#### [WRITTEN REQUEST]
Read the material below and tally how many lines hold the word "рыбной", giving the number and nothing else.

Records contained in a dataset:
◇ ◇ ◇ ◇ ◇ ◇ ◇
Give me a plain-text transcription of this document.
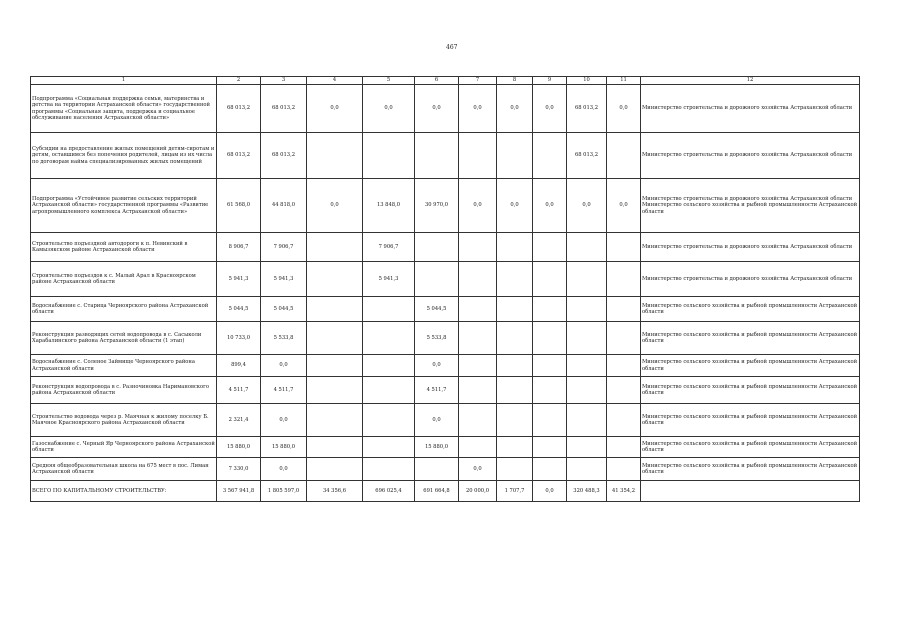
467
1	2	3	4	5	6	7	8	9	10	11	12
Подпрограмма «Социальная поддержка семьи, материнства и детства на территории Астраханской области» государственной программы «Социальная защита, поддержка и социальное обслуживание населения Астраханской области»	68 013,2	68 013,2	0,0	0,0	0,0	0,0	0,0	0,0	68 013,2	0,0	Министерство строительства и дорожного хозяйства Астраханской области
Субсидии на предоставление жилых помещений детям-сиротам и детям, оставшимся без попечения родителей, лицам из их числа по договорам найма специализированных жилых помещений	68 013,2	68 013,2							68 013,2		Министерство строительства и дорожного хозяйства Астраханской области
Подпрограмма «Устойчивое развитие сельских территорий Астраханской области» государственной программы «Развитие агропромышленного комплекса Астраханской области»	61 568,0	44 818,0	0,0	13 848,0	30 970,0	0,0	0,0	0,0	0,0	0,0	Министерство строительства и дорожного хозяйства Астраханской области Министерство сельского хозяйства и рыбной промышленности Астраханской области
Строительство подъездной автодороги к п. Невинский в Камызякском районе Астраханской области	8 906,7	7 906,7		7 906,7							Министерство строительства и дорожного хозяйства Астраханской области
Строительство подъездов к с. Малый Арал в Красноярском районе Астраханской области	5 941,3	5 941,3		5 941,3							Министерство строительства и дорожного хозяйства Астраханской области
Водоснабжение с. Старица Черноярского района Астраханской области	5 044,5	5 044,5			5 044,5						Министерство сельского хозяйства и рыбной промышленности Астраханской области
Реконструкция разводящих сетей водопровода в с. Сасыколи Харабалинского района Астраханской области (1 этап)	10 733,0	5 533,8			5 533,8						Министерство сельского хозяйства и рыбной промышленности Астраханской области
Водоснабжение с. Соленое Займище Черноярского района Астраханской области	899,4	0,0			0,0						Министерство сельского хозяйства и рыбной промышленности Астраханской области
Реконструкция водопровода в с. Разночиновка Наримановского района Астраханской области	4 511,7	4 511,7			4 511,7						Министерство сельского хозяйства и рыбной промышленности Астраханской области
Строительство водовода через р. Маячная к жилому поселку Б. Маячное Красноярского района Астраханской области	2 321,4	0,0			0,0						Министерство сельского хозяйства и рыбной промышленности Астраханской области
Газоснабжение с. Черный Яр Черноярского района Астраханской области	15 880,0	15 880,0			15 880,0						Министерство сельского хозяйства и рыбной промышленности Астраханской области
Средняя общеобразовательная школа на 675 мест в пос. Лиман Астраханской области	7 330,0	0,0				0,0					Министерство сельского хозяйства и рыбной промышленности Астраханской области
ВСЕГО ПО КАПИТАЛЬНОМУ СТРОИТЕЛЬСТВУ:	3 567 941,8	1 805 597,0	34 356,6	696 025,4	691 664,8	20 000,0	1 707,7	0,0	320 488,3	41 354,2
◇ ◇ ◇ ◇ ◇ ◇ ◇
#### [OUTPUT]
8